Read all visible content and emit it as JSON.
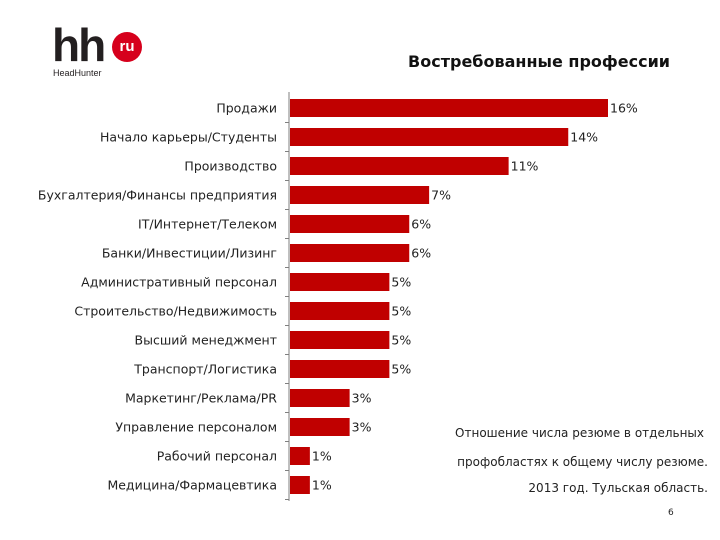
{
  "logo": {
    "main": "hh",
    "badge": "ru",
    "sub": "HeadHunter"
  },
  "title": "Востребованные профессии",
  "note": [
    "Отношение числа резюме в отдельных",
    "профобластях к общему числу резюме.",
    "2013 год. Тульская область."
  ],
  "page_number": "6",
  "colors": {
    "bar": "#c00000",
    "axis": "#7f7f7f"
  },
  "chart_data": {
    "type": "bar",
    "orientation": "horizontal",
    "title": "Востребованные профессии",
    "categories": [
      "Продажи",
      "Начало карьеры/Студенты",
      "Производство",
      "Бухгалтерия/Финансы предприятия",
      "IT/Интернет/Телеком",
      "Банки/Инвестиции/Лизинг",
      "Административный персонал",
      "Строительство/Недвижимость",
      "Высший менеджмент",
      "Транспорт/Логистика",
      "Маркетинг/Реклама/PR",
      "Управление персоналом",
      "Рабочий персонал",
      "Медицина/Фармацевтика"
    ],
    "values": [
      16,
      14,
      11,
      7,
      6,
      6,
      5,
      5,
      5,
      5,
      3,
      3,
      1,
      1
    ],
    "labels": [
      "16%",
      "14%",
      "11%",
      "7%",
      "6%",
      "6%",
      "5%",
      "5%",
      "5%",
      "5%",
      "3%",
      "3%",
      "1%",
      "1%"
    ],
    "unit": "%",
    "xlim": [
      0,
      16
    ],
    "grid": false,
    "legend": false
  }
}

┄┄┄┄┄┄┄┄┄┄┄┄┄┄┄┄┄┄┄┄

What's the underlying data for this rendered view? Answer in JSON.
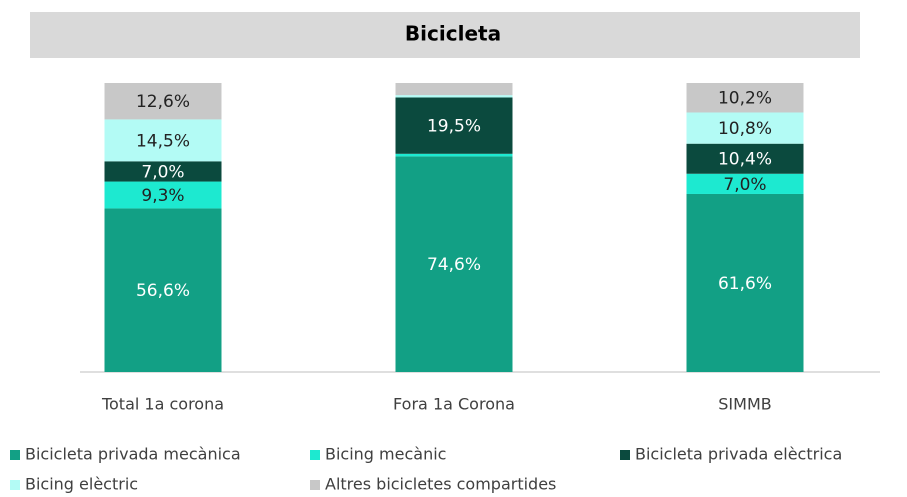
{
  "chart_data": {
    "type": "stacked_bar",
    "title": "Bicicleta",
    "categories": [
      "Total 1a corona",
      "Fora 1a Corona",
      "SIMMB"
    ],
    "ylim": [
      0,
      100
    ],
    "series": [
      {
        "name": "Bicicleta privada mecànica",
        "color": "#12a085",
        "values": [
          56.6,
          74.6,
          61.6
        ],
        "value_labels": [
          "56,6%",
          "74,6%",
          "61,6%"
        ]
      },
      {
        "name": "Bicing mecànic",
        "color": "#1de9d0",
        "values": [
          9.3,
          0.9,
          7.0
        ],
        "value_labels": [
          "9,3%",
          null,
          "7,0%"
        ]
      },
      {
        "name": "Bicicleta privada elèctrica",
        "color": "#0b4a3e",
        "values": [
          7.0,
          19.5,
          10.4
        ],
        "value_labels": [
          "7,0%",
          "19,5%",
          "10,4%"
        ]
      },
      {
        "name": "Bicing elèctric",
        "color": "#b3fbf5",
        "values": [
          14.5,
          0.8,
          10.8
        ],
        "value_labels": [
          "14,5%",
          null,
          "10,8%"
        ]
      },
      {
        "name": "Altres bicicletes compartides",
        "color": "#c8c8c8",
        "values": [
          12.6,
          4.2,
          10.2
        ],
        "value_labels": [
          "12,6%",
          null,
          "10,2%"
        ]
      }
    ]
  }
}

┄┄┄┄┄┄┄┄┄┄┄┄┄┄┄┄┄┄┄┄

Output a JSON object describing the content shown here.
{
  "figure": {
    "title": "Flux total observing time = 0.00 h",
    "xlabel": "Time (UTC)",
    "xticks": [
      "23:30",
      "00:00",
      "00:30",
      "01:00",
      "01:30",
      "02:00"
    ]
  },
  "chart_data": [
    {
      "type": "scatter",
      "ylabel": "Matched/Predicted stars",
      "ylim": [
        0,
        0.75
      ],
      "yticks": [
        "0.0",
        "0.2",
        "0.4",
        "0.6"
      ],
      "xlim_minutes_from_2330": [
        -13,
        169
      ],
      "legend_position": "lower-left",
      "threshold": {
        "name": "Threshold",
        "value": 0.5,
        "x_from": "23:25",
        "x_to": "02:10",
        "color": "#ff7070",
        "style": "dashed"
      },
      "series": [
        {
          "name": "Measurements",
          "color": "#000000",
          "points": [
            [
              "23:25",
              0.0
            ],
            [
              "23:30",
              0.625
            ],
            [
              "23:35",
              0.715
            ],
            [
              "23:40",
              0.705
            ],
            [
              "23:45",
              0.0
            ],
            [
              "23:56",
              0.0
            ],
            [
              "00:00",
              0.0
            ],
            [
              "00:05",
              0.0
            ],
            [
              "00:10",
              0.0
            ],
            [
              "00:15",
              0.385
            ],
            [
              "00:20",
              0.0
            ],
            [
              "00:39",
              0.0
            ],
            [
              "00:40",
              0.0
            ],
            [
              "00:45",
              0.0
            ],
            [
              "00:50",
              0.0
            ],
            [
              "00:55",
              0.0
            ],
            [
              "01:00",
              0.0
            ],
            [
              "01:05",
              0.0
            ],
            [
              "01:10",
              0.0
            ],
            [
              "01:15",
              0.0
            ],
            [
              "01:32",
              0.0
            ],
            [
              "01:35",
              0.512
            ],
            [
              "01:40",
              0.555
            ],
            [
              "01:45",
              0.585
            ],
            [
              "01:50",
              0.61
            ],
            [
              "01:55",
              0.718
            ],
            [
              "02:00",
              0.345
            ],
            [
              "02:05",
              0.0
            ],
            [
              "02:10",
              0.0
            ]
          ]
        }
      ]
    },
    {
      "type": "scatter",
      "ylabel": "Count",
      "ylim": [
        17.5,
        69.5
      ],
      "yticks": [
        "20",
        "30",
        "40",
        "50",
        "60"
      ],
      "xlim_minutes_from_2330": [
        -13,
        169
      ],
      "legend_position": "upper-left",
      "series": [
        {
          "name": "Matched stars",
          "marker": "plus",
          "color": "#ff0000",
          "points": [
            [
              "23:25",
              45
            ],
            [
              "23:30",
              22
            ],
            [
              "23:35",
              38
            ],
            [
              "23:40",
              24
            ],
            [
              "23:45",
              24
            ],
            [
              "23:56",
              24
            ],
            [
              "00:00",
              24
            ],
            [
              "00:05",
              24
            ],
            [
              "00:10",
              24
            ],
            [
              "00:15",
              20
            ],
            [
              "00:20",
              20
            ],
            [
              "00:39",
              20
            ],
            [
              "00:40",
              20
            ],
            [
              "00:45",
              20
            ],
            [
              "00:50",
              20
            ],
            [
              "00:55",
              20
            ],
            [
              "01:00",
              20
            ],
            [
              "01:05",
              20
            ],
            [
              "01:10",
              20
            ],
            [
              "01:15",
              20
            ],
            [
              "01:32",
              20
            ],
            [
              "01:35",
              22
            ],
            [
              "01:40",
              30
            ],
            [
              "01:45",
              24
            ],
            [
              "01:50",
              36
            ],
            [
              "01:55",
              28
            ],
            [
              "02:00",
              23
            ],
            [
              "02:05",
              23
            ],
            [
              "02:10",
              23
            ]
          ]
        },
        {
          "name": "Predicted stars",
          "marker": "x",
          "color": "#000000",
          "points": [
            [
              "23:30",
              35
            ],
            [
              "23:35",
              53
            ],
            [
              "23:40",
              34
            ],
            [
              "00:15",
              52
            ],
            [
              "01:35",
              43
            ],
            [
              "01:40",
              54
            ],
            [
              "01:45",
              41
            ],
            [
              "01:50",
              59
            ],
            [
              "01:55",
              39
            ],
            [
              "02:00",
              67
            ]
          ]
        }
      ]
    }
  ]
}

┄┄┄┄┄┄┄┄┄┄┄┄┄┄┄┄┄┄┄┄

### Task to carry out
Where a line in the material contains "privada", copy that line.

### Expected output
        "name": "Bicicleta privada mecànica",
        "name": "Bicicleta privada elèctrica",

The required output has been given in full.